━━━ LISTED RECORDS ━━━

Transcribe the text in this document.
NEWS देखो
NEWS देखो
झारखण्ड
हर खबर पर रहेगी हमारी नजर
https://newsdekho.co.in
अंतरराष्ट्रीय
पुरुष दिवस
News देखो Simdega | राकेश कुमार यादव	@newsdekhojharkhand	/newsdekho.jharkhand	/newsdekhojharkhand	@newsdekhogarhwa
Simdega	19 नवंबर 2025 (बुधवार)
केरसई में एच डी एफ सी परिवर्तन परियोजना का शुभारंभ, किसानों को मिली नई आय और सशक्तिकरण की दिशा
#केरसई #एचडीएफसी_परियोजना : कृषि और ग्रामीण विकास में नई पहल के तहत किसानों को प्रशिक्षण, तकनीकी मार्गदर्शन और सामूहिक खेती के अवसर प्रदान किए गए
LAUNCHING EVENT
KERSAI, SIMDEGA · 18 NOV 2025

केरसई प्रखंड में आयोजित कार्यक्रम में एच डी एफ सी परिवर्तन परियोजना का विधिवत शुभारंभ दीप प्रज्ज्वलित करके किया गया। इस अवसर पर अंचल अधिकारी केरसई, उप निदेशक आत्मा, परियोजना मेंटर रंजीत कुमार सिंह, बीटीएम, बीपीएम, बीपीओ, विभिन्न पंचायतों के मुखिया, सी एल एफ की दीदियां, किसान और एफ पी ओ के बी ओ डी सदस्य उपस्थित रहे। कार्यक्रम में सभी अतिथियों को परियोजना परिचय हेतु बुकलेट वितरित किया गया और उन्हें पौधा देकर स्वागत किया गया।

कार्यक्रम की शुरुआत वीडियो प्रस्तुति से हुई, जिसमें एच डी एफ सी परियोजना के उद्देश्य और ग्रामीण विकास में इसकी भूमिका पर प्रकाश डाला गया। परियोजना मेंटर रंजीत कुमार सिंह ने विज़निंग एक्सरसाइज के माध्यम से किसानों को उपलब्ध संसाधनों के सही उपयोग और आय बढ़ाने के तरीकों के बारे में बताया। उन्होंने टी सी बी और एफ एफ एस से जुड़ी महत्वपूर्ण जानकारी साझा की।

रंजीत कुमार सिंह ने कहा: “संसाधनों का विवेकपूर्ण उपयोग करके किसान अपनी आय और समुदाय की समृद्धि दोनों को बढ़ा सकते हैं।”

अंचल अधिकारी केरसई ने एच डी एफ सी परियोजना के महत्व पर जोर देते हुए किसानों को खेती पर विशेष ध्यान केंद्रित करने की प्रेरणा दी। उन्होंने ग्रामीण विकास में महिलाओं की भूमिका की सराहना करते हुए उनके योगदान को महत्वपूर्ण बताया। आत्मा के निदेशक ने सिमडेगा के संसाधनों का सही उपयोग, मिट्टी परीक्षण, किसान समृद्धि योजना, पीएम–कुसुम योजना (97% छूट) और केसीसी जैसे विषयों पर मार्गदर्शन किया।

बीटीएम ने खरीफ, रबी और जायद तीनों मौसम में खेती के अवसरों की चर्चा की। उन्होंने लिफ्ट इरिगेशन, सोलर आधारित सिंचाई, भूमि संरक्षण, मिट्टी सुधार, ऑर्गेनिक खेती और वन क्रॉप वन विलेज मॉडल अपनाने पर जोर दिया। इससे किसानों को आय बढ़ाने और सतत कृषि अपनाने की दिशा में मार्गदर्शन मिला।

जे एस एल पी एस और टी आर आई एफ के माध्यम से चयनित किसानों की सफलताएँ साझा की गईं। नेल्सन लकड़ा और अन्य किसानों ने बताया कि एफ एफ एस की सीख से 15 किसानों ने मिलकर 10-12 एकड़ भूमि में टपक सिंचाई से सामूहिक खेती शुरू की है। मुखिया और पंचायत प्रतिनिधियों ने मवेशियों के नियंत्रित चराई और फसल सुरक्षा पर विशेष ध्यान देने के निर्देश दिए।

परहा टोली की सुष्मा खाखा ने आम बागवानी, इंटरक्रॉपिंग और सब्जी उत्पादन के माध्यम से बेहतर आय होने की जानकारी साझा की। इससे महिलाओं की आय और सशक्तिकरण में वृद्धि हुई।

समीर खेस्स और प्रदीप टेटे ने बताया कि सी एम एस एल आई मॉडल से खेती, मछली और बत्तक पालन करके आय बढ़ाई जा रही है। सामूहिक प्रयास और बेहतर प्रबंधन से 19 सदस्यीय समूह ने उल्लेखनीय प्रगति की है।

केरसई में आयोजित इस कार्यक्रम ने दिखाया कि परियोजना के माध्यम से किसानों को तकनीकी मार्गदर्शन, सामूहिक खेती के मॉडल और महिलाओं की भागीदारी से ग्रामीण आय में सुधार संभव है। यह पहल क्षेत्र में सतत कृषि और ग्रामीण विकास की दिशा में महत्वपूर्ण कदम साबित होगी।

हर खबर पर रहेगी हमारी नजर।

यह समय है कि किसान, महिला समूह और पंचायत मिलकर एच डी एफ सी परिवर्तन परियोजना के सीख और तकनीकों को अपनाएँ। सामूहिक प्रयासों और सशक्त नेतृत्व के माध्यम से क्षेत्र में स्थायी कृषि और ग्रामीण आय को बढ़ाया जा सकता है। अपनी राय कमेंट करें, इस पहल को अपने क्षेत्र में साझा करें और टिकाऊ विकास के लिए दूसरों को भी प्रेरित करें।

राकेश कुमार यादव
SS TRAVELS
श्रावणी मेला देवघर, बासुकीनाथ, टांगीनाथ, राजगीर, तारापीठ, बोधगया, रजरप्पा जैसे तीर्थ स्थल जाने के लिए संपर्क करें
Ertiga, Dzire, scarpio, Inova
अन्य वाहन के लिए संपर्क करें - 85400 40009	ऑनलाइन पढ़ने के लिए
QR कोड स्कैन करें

━━━

EXERCISE GOAL
Which lines above hold the word "newsdekho"? Copy each of them.

TASK SOLUTION
https://newsdekho.co.in
News देखो Simdega | राकेश कुमार यादव	@newsdekhojharkhand	/newsdekho.jharkhand	/newsdekhojharkhand	@newsdekhogarhwa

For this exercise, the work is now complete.